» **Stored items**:
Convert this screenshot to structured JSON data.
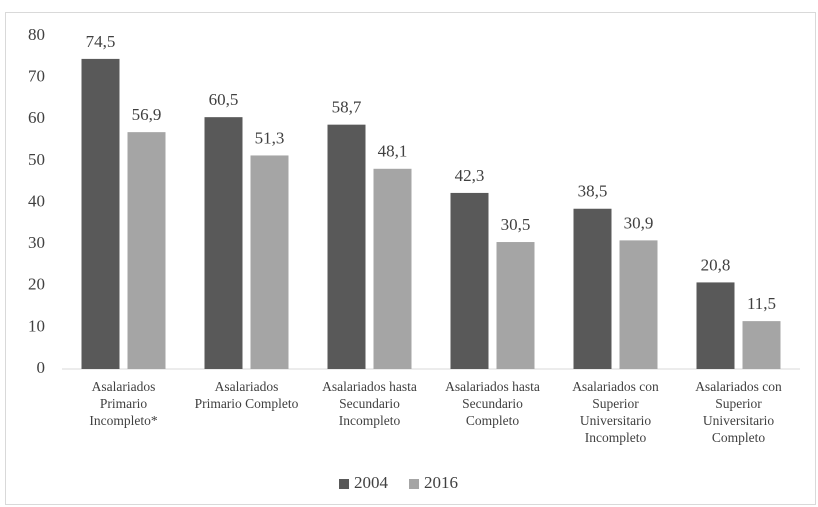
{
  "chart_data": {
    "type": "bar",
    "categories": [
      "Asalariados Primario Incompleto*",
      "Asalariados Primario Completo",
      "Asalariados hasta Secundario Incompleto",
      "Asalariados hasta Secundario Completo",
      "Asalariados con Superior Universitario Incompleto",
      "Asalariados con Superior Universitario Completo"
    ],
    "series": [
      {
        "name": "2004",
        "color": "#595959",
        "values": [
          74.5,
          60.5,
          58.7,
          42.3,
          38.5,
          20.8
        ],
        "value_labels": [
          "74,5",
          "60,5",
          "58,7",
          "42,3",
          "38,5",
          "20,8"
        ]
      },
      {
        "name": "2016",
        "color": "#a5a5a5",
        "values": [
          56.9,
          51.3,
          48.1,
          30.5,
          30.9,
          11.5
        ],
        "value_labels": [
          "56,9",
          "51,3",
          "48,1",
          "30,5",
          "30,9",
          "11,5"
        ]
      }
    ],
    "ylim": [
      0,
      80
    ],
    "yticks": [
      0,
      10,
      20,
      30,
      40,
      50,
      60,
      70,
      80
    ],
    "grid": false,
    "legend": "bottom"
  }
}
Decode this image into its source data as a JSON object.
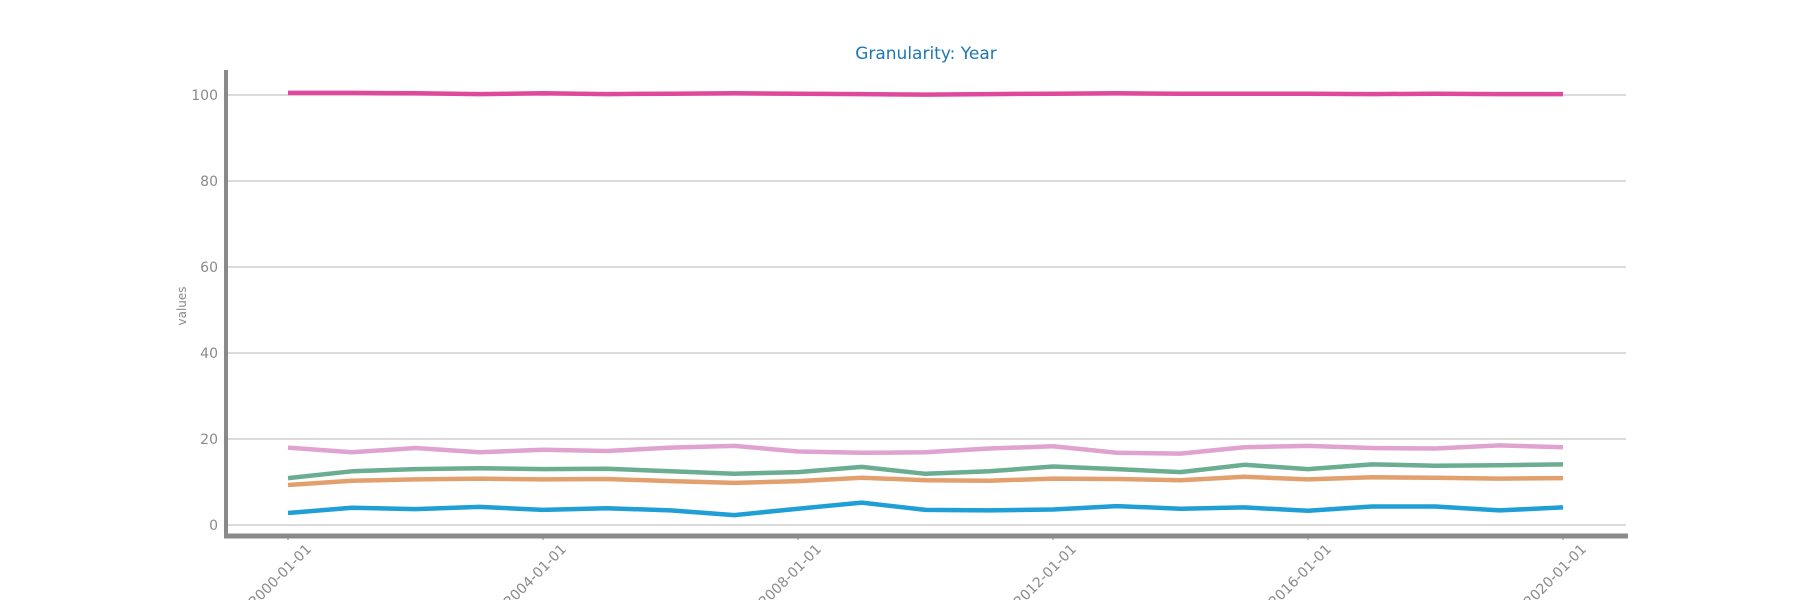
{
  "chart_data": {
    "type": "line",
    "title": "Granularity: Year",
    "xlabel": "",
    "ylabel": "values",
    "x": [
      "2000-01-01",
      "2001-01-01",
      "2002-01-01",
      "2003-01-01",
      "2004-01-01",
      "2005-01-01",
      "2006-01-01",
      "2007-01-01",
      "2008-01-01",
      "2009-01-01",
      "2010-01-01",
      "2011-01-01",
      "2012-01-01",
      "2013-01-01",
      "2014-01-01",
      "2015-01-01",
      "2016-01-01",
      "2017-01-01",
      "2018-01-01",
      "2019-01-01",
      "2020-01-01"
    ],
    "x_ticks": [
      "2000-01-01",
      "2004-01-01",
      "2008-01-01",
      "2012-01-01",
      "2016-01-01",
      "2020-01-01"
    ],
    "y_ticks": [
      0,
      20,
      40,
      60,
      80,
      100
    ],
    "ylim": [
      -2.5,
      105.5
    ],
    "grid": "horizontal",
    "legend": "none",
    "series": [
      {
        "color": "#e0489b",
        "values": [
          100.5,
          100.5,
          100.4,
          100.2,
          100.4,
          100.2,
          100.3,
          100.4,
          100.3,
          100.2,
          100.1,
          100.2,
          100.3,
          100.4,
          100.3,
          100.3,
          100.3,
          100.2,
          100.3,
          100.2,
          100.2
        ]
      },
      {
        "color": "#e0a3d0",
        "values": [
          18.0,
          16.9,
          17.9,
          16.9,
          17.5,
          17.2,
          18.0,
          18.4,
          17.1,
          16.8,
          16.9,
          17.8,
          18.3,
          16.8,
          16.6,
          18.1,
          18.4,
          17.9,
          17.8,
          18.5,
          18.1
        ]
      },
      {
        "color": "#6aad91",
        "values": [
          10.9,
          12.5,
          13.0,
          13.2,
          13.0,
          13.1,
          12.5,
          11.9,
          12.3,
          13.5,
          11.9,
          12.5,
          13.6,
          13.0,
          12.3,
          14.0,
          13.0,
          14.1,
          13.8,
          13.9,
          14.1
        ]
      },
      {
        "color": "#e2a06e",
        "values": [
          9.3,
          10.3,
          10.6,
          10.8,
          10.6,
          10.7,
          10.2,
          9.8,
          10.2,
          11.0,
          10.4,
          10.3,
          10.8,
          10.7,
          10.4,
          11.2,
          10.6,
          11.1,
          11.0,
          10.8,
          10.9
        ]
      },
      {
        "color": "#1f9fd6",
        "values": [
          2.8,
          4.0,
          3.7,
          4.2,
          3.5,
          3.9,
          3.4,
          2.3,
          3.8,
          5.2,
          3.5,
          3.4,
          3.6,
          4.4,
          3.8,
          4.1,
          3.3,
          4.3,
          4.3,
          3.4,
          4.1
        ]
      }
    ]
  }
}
* * *
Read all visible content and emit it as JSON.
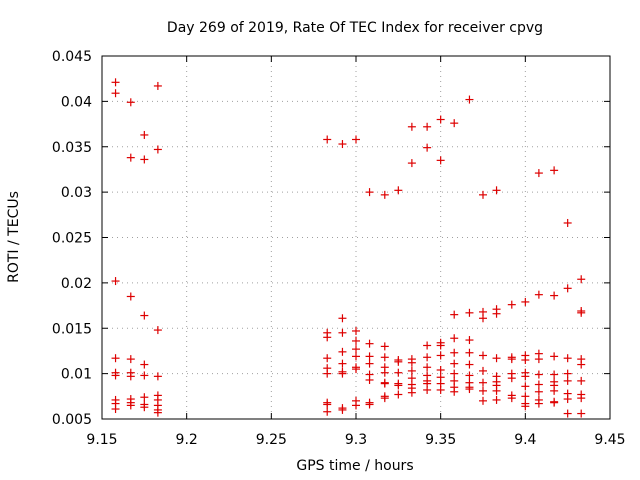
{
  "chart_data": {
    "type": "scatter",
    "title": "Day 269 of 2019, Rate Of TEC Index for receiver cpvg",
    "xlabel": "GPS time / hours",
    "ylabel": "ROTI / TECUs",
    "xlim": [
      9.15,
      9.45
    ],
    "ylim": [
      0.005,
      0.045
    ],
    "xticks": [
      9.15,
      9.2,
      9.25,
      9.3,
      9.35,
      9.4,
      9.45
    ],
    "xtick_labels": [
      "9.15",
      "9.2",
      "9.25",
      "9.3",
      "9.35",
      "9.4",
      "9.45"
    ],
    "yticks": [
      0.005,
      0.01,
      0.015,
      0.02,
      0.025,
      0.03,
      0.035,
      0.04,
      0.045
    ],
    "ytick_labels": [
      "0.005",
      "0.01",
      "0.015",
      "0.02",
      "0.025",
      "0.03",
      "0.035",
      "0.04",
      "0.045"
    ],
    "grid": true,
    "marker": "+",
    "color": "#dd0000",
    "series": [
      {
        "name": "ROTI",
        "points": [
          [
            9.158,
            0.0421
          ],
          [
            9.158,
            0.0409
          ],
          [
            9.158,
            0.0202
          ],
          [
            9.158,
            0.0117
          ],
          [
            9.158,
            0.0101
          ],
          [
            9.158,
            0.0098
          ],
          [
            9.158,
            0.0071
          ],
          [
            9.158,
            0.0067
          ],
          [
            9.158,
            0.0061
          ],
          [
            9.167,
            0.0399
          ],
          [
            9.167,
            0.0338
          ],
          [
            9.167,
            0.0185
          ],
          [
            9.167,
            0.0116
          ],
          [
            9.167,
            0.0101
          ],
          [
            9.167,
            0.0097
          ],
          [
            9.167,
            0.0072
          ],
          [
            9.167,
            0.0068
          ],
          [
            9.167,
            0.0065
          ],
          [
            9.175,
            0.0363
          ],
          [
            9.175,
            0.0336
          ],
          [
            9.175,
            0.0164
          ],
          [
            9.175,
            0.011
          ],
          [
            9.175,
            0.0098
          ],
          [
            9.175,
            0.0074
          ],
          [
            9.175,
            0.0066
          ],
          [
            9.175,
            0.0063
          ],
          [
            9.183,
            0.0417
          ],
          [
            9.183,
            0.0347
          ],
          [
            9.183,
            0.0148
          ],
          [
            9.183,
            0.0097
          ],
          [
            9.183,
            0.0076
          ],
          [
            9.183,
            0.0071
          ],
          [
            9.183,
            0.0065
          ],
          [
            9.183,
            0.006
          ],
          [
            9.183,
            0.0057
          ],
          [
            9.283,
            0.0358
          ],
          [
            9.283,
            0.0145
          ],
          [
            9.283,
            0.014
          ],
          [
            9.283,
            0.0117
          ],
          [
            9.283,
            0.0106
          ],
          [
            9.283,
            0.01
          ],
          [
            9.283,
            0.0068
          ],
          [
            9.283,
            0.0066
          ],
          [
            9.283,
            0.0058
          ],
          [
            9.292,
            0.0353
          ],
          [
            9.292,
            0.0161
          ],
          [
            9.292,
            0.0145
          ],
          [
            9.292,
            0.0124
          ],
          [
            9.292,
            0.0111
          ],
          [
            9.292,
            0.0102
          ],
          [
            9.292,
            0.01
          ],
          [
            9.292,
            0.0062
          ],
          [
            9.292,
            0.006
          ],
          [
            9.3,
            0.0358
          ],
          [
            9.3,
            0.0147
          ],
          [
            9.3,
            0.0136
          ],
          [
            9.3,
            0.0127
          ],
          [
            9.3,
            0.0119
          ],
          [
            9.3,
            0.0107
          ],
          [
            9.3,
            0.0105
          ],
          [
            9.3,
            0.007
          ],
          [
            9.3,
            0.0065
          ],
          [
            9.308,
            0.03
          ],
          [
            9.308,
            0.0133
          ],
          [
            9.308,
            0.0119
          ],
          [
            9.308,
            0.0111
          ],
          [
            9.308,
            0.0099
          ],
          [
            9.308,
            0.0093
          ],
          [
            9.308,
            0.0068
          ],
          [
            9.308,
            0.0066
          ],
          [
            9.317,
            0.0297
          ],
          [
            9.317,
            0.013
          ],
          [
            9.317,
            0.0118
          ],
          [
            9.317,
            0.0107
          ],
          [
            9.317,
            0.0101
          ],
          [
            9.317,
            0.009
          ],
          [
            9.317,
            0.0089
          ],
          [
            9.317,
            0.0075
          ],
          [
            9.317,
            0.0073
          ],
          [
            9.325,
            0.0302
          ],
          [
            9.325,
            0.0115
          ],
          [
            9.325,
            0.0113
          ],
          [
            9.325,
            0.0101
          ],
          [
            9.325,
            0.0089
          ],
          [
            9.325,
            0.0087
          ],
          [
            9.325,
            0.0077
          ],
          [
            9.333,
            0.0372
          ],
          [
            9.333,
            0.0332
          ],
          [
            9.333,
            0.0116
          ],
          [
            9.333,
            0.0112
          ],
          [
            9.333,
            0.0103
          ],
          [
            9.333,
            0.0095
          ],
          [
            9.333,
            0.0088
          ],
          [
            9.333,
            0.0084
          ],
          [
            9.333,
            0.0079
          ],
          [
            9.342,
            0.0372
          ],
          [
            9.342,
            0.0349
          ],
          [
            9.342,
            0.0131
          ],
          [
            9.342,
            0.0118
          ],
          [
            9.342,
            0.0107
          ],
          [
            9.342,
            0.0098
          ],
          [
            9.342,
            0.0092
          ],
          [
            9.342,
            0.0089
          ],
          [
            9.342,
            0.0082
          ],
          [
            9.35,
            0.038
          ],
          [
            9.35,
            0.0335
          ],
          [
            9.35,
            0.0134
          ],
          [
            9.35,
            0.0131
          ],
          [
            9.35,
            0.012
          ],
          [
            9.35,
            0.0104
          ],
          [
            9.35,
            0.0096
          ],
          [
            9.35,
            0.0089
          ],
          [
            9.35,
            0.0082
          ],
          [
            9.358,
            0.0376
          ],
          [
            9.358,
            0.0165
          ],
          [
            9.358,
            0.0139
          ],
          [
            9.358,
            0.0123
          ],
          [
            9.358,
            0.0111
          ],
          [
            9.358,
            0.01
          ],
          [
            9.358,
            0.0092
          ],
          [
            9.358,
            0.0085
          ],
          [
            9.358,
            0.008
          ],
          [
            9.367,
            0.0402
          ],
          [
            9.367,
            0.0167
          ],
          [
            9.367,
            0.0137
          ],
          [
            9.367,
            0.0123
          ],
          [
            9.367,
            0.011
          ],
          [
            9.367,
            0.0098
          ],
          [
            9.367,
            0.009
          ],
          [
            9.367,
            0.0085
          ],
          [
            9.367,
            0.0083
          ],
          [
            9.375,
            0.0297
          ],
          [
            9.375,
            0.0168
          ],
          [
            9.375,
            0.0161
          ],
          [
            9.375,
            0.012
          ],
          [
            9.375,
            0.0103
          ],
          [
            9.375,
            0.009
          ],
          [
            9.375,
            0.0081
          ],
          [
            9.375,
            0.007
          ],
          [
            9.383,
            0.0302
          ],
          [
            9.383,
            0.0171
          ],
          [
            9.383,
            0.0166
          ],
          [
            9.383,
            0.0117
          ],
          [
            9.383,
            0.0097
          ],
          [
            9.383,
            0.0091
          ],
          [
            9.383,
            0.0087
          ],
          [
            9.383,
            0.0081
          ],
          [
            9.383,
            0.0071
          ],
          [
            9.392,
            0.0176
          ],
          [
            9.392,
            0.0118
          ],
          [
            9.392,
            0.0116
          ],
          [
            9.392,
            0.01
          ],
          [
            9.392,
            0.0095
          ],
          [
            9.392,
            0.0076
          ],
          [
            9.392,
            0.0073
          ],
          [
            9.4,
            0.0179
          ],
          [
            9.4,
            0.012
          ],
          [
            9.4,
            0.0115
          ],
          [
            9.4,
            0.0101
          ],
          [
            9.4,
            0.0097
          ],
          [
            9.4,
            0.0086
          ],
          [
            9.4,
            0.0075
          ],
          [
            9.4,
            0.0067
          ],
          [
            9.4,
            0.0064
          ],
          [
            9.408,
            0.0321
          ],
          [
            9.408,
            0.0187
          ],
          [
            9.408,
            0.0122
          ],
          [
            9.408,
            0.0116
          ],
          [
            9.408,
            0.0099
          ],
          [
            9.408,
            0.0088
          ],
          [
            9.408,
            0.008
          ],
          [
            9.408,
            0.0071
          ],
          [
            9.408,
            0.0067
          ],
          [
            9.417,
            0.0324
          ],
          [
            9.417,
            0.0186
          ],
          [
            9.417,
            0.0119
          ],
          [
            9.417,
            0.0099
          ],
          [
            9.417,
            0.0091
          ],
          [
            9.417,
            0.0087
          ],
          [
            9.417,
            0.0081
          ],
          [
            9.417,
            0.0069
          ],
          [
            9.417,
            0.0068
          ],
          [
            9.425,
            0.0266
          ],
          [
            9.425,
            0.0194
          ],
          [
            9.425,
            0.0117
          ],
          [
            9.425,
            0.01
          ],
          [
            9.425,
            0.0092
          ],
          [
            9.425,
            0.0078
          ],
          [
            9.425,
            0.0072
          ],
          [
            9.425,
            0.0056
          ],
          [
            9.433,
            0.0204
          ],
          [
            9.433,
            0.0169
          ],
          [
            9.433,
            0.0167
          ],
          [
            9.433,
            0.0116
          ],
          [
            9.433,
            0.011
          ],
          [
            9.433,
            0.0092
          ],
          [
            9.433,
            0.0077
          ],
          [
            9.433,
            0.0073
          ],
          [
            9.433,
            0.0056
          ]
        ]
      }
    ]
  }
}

» **WORK TO DO**: Filter the entries down to the lines containing "JSON". Copy each of those lines.

» **PROBLEM SOLUTION**:
Convert this screenshot to structured JSON data.
Decode this image into its source data as a JSON object.
Read all visible content and emit it as JSON.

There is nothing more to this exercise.